Recorded data
---*---

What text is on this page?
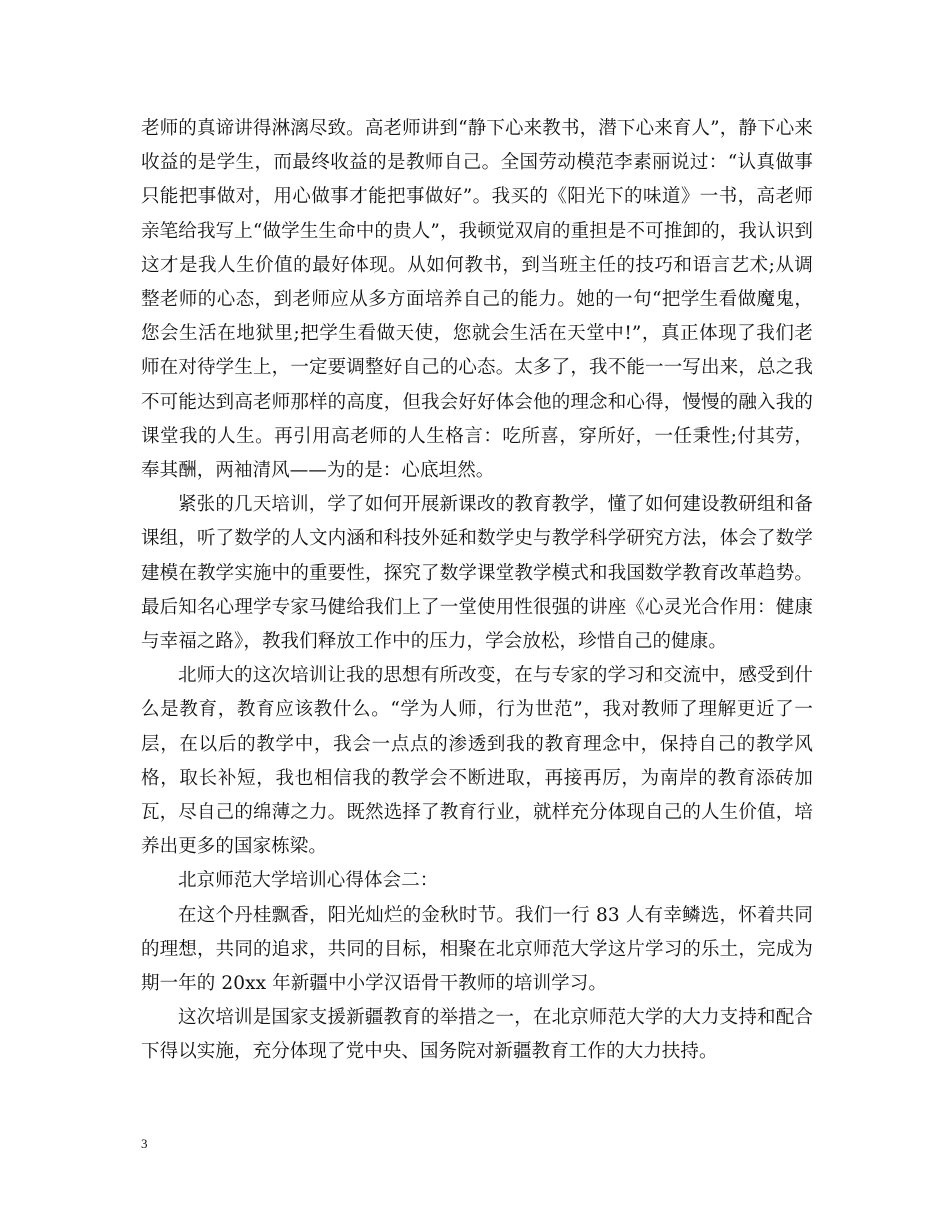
老师的真谛讲得淋漓尽致。高老师讲到“静下心来教书，潜下心来育人”，静下心来收益的是学生，而最终收益的是教师自己。全国劳动模范李素丽说过：“认真做事只能把事做对，用心做事才能把事做好”。我买的《阳光下的味道》一书，高老师亲笔给我写上“做学生生命中的贵人”，我顿觉双肩的重担是不可推卸的，我认识到这才是我人生价值的最好体现。从如何教书，到当班主任的技巧和语言艺术;从调整老师的心态，到老师应从多方面培养自己的能力。她的一句“把学生看做魔鬼，您会生活在地狱里;把学生看做天使，您就会生活在天堂中!”，真正体现了我们老师在对待学生上，一定要调整好自己的心态。太多了，我不能一一写出来，总之我不可能达到高老师那样的高度，但我会好好体会他的理念和心得，慢慢的融入我的课堂我的人生。再引用高老师的人生格言：吃所喜，穿所好，一任秉性;付其劳，奉其酬，两袖清风——为的是：心底坦然。

紧张的几天培训，学了如何开展新课改的教育教学，懂了如何建设教研组和备课组，听了数学的人文内涵和科技外延和数学史与教学科学研究方法，体会了数学建模在教学实施中的重要性，探究了数学课堂教学模式和我国数学教育改革趋势。最后知名心理学专家马健给我们上了一堂使用性很强的讲座《心灵光合作用：健康与幸福之路》，教我们释放工作中的压力，学会放松，珍惜自己的健康。

北师大的这次培训让我的思想有所改变，在与专家的学习和交流中，感受到什么是教育，教育应该教什么。“学为人师，行为世范”，我对教师了理解更近了一层，在以后的教学中，我会一点点的渗透到我的教育理念中，保持自己的教学风格，取长补短，我也相信我的教学会不断进取，再接再厉，为南岸的教育添砖加瓦，尽自己的绵薄之力。既然选择了教育行业，就样充分体现自己的人生价值，培养出更多的国家栋梁。

北京师范大学培训心得体会二：

在这个丹桂飘香，阳光灿烂的金秋时节。我们一行 83 人有幸鳞选，怀着共同的理想，共同的追求，共同的目标，相聚在北京师范大学这片学习的乐土，完成为期一年的 20xx 年新疆中小学汉语骨干教师的培训学习。

这次培训是国家支援新疆教育的举措之一，在北京师范大学的大力支持和配合下得以实施，充分体现了党中央、国务院对新疆教育工作的大力扶持。

3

---*---

WHAT IS NEEDED: Write out again every line above exactly as given; the pictures do not belong in the copy.

ANSWER TO THE EXERCISE:
What text is on this page?
老师的真谛讲得淋漓尽致。高老师讲到“静下心来教书，潜下心来育人”，静下心来收益的是学生，而最终收益的是教师自己。全国劳动模范李素丽说过：“认真做事只能把事做对，用心做事才能把事做好”。我买的《阳光下的味道》一书，高老师亲笔给我写上“做学生生命中的贵人”，我顿觉双肩的重担是不可推卸的，我认识到这才是我人生价值的最好体现。从如何教书，到当班主任的技巧和语言艺术;从调整老师的心态，到老师应从多方面培养自己的能力。她的一句“把学生看做魔鬼，您会生活在地狱里;把学生看做天使，您就会生活在天堂中!”，真正体现了我们老师在对待学生上，一定要调整好自己的心态。太多了，我不能一一写出来，总之我不可能达到高老师那样的高度，但我会好好体会他的理念和心得，慢慢的融入我的课堂我的人生。再引用高老师的人生格言：吃所喜，穿所好，一任秉性;付其劳，奉其酬，两袖清风——为的是：心底坦然。

紧张的几天培训，学了如何开展新课改的教育教学，懂了如何建设教研组和备课组，听了数学的人文内涵和科技外延和数学史与教学科学研究方法，体会了数学建模在教学实施中的重要性，探究了数学课堂教学模式和我国数学教育改革趋势。最后知名心理学专家马健给我们上了一堂使用性很强的讲座《心灵光合作用：健康与幸福之路》，教我们释放工作中的压力，学会放松，珍惜自己的健康。

北师大的这次培训让我的思想有所改变，在与专家的学习和交流中，感受到什么是教育，教育应该教什么。“学为人师，行为世范”，我对教师了理解更近了一层，在以后的教学中，我会一点点的渗透到我的教育理念中，保持自己的教学风格，取长补短，我也相信我的教学会不断进取，再接再厉，为南岸的教育添砖加瓦，尽自己的绵薄之力。既然选择了教育行业，就样充分体现自己的人生价值，培养出更多的国家栋梁。

北京师范大学培训心得体会二：

在这个丹桂飘香，阳光灿烂的金秋时节。我们一行 83 人有幸鳞选，怀着共同的理想，共同的追求，共同的目标，相聚在北京师范大学这片学习的乐土，完成为期一年的 20xx 年新疆中小学汉语骨干教师的培训学习。

这次培训是国家支援新疆教育的举措之一，在北京师范大学的大力支持和配合下得以实施，充分体现了党中央、国务院对新疆教育工作的大力扶持。

3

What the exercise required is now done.